= WHAT THE TASK REQUIRES =
Write out the records below once more, exactly as they stand.

Begin

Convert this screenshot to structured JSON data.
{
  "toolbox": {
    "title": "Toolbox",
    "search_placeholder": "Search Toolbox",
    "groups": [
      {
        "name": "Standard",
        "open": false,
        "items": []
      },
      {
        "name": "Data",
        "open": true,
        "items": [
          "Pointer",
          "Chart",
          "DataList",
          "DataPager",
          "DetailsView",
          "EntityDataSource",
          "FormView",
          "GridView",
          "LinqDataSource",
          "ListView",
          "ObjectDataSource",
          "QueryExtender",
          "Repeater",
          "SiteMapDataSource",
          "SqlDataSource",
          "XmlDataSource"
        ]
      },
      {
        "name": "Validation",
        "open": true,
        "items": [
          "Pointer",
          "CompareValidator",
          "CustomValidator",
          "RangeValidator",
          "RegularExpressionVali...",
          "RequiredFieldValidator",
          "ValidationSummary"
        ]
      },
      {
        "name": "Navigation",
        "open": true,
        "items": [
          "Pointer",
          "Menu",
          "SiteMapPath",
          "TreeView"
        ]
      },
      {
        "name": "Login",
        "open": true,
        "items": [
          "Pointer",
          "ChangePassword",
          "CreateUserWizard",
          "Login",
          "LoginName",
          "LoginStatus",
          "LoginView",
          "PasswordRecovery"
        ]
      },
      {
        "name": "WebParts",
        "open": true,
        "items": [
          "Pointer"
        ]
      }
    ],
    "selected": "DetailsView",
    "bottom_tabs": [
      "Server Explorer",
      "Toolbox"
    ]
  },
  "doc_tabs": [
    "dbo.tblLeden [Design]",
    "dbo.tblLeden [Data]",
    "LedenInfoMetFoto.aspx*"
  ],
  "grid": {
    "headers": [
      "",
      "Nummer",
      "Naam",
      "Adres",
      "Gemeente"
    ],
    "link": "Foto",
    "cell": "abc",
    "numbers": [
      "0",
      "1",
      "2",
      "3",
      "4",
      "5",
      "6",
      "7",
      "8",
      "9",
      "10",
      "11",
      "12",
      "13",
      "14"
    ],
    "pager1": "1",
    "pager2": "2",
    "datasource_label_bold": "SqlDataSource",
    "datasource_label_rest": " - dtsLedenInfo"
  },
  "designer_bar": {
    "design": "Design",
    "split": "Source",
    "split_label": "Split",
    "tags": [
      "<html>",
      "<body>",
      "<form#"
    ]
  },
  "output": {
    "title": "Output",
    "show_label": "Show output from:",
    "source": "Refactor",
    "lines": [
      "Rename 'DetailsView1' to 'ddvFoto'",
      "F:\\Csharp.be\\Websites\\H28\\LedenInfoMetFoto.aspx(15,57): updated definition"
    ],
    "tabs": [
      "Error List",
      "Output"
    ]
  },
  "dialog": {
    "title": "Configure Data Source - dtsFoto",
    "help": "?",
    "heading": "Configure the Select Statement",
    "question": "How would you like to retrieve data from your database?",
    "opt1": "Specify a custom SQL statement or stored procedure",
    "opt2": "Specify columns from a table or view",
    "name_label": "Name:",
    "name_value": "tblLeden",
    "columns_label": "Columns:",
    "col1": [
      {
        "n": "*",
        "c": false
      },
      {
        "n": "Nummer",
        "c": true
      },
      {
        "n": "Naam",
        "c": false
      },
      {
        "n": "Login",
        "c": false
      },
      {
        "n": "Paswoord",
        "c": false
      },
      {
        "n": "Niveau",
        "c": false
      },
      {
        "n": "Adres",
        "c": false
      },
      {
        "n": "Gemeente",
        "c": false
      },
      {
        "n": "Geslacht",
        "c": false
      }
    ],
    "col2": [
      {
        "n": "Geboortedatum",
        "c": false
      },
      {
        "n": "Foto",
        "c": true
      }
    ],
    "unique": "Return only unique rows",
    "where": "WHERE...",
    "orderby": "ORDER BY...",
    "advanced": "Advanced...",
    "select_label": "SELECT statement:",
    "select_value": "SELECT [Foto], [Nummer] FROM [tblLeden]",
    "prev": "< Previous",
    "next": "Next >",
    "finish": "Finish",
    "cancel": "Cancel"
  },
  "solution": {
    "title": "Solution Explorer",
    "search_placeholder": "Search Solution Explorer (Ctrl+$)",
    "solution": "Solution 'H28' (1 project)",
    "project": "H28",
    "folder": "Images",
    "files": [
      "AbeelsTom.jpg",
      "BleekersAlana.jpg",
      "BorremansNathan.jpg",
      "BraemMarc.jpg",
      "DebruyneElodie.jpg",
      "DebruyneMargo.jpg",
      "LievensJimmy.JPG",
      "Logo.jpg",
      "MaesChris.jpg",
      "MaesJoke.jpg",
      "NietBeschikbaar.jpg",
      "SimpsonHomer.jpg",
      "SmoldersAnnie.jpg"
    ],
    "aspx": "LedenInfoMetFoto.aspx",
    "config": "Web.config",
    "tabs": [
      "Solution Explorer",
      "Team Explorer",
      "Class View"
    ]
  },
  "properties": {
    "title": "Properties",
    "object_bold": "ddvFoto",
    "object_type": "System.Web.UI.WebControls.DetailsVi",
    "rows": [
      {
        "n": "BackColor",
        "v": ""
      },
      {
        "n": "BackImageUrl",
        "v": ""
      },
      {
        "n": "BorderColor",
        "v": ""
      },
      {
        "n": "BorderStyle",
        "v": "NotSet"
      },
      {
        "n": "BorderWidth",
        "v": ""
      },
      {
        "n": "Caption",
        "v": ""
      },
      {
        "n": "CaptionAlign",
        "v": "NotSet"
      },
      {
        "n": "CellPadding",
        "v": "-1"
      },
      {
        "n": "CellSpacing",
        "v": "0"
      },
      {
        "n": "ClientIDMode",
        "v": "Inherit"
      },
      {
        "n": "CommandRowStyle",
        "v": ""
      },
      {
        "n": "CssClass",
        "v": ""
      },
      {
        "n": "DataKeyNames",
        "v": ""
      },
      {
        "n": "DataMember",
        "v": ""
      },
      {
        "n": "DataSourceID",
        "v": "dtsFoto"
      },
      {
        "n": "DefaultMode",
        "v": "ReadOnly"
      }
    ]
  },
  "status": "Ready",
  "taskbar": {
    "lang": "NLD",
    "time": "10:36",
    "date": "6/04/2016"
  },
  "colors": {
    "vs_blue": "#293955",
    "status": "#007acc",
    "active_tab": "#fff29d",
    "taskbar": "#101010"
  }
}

End

= WRITTEN SOLUTION =
Convert this screenshot to structured JSON data.
{
  "toolbox": {
    "title": "Toolbox",
    "search_placeholder": "Search Toolbox",
    "groups": [
      {
        "name": "Standard",
        "open": false,
        "items": []
      },
      {
        "name": "Data",
        "open": true,
        "items": [
          "Pointer",
          "Chart",
          "DataList",
          "DataPager",
          "DetailsView",
          "EntityDataSource",
          "FormView",
          "GridView",
          "LinqDataSource",
          "ListView",
          "ObjectDataSource",
          "QueryExtender",
          "Repeater",
          "SiteMapDataSource",
          "SqlDataSource",
          "XmlDataSource"
        ]
      },
      {
        "name": "Validation",
        "open": true,
        "items": [
          "Pointer",
          "CompareValidator",
          "CustomValidator",
          "RangeValidator",
          "RegularExpressionVali...",
          "RequiredFieldValidator",
          "ValidationSummary"
        ]
      },
      {
        "name": "Navigation",
        "open": true,
        "items": [
          "Pointer",
          "Menu",
          "SiteMapPath",
          "TreeView"
        ]
      },
      {
        "name": "Login",
        "open": true,
        "items": [
          "Pointer",
          "ChangePassword",
          "CreateUserWizard",
          "Login",
          "LoginName",
          "LoginStatus",
          "LoginView",
          "PasswordRecovery"
        ]
      },
      {
        "name": "WebParts",
        "open": true,
        "items": [
          "Pointer"
        ]
      }
    ],
    "selected": "DetailsView",
    "bottom_tabs": [
      "Server Explorer",
      "Toolbox"
    ]
  },
  "doc_tabs": [
    "dbo.tblLeden [Design]",
    "dbo.tblLeden [Data]",
    "LedenInfoMetFoto.aspx*"
  ],
  "grid": {
    "headers": [
      "",
      "Nummer",
      "Naam",
      "Adres",
      "Gemeente"
    ],
    "link": "Foto",
    "cell": "abc",
    "numbers": [
      "0",
      "1",
      "2",
      "3",
      "4",
      "5",
      "6",
      "7",
      "8",
      "9",
      "10",
      "11",
      "12",
      "13",
      "14"
    ],
    "pager1": "1",
    "pager2": "2",
    "datasource_label_bold": "SqlDataSource",
    "datasource_label_rest": " - dtsLedenInfo"
  },
  "designer_bar": {
    "design": "Design",
    "split": "Source",
    "split_label": "Split",
    "tags": [
      "<html>",
      "<body>",
      "<form#"
    ]
  },
  "output": {
    "title": "Output",
    "show_label": "Show output from:",
    "source": "Refactor",
    "lines": [
      "Rename 'DetailsView1' to 'ddvFoto'",
      "F:\\Csharp.be\\Websites\\H28\\LedenInfoMetFoto.aspx(15,57): updated definition"
    ],
    "tabs": [
      "Error List",
      "Output"
    ]
  },
  "dialog": {
    "title": "Configure Data Source - dtsFoto",
    "help": "?",
    "heading": "Configure the Select Statement",
    "question": "How would you like to retrieve data from your database?",
    "opt1": "Specify a custom SQL statement or stored procedure",
    "opt2": "Specify columns from a table or view",
    "name_label": "Name:",
    "name_value": "tblLeden",
    "columns_label": "Columns:",
    "col1": [
      {
        "n": "*",
        "c": false
      },
      {
        "n": "Nummer",
        "c": true
      },
      {
        "n": "Naam",
        "c": false
      },
      {
        "n": "Login",
        "c": false
      },
      {
        "n": "Paswoord",
        "c": false
      },
      {
        "n": "Niveau",
        "c": false
      },
      {
        "n": "Adres",
        "c": false
      },
      {
        "n": "Gemeente",
        "c": false
      },
      {
        "n": "Geslacht",
        "c": false
      }
    ],
    "col2": [
      {
        "n": "Geboortedatum",
        "c": false
      },
      {
        "n": "Foto",
        "c": true
      }
    ],
    "unique": "Return only unique rows",
    "where": "WHERE...",
    "orderby": "ORDER BY...",
    "advanced": "Advanced...",
    "select_label": "SELECT statement:",
    "select_value": "SELECT [Foto], [Nummer] FROM [tblLeden]",
    "prev": "< Previous",
    "next": "Next >",
    "finish": "Finish",
    "cancel": "Cancel"
  },
  "solution": {
    "title": "Solution Explorer",
    "search_placeholder": "Search Solution Explorer (Ctrl+$)",
    "solution": "Solution 'H28' (1 project)",
    "project": "H28",
    "folder": "Images",
    "files": [
      "AbeelsTom.jpg",
      "BleekersAlana.jpg",
      "BorremansNathan.jpg",
      "BraemMarc.jpg",
      "DebruyneElodie.jpg",
      "DebruyneMargo.jpg",
      "LievensJimmy.JPG",
      "Logo.jpg",
      "MaesChris.jpg",
      "MaesJoke.jpg",
      "NietBeschikbaar.jpg",
      "SimpsonHomer.jpg",
      "SmoldersAnnie.jpg"
    ],
    "aspx": "LedenInfoMetFoto.aspx",
    "config": "Web.config",
    "tabs": [
      "Solution Explorer",
      "Team Explorer",
      "Class View"
    ]
  },
  "properties": {
    "title": "Properties",
    "object_bold": "ddvFoto",
    "object_type": "System.Web.UI.WebControls.DetailsVi",
    "rows": [
      {
        "n": "BackColor",
        "v": ""
      },
      {
        "n": "BackImageUrl",
        "v": ""
      },
      {
        "n": "BorderColor",
        "v": ""
      },
      {
        "n": "BorderStyle",
        "v": "NotSet"
      },
      {
        "n": "BorderWidth",
        "v": ""
      },
      {
        "n": "Caption",
        "v": ""
      },
      {
        "n": "CaptionAlign",
        "v": "NotSet"
      },
      {
        "n": "CellPadding",
        "v": "-1"
      },
      {
        "n": "CellSpacing",
        "v": "0"
      },
      {
        "n": "ClientIDMode",
        "v": "Inherit"
      },
      {
        "n": "CommandRowStyle",
        "v": ""
      },
      {
        "n": "CssClass",
        "v": ""
      },
      {
        "n": "DataKeyNames",
        "v": ""
      },
      {
        "n": "DataMember",
        "v": ""
      },
      {
        "n": "DataSourceID",
        "v": "dtsFoto"
      },
      {
        "n": "DefaultMode",
        "v": "ReadOnly"
      }
    ]
  },
  "status": "Ready",
  "taskbar": {
    "lang": "NLD",
    "time": "10:36",
    "date": "6/04/2016"
  },
  "colors": {
    "vs_blue": "#293955",
    "status": "#007acc",
    "active_tab": "#fff29d",
    "taskbar": "#101010"
  }
}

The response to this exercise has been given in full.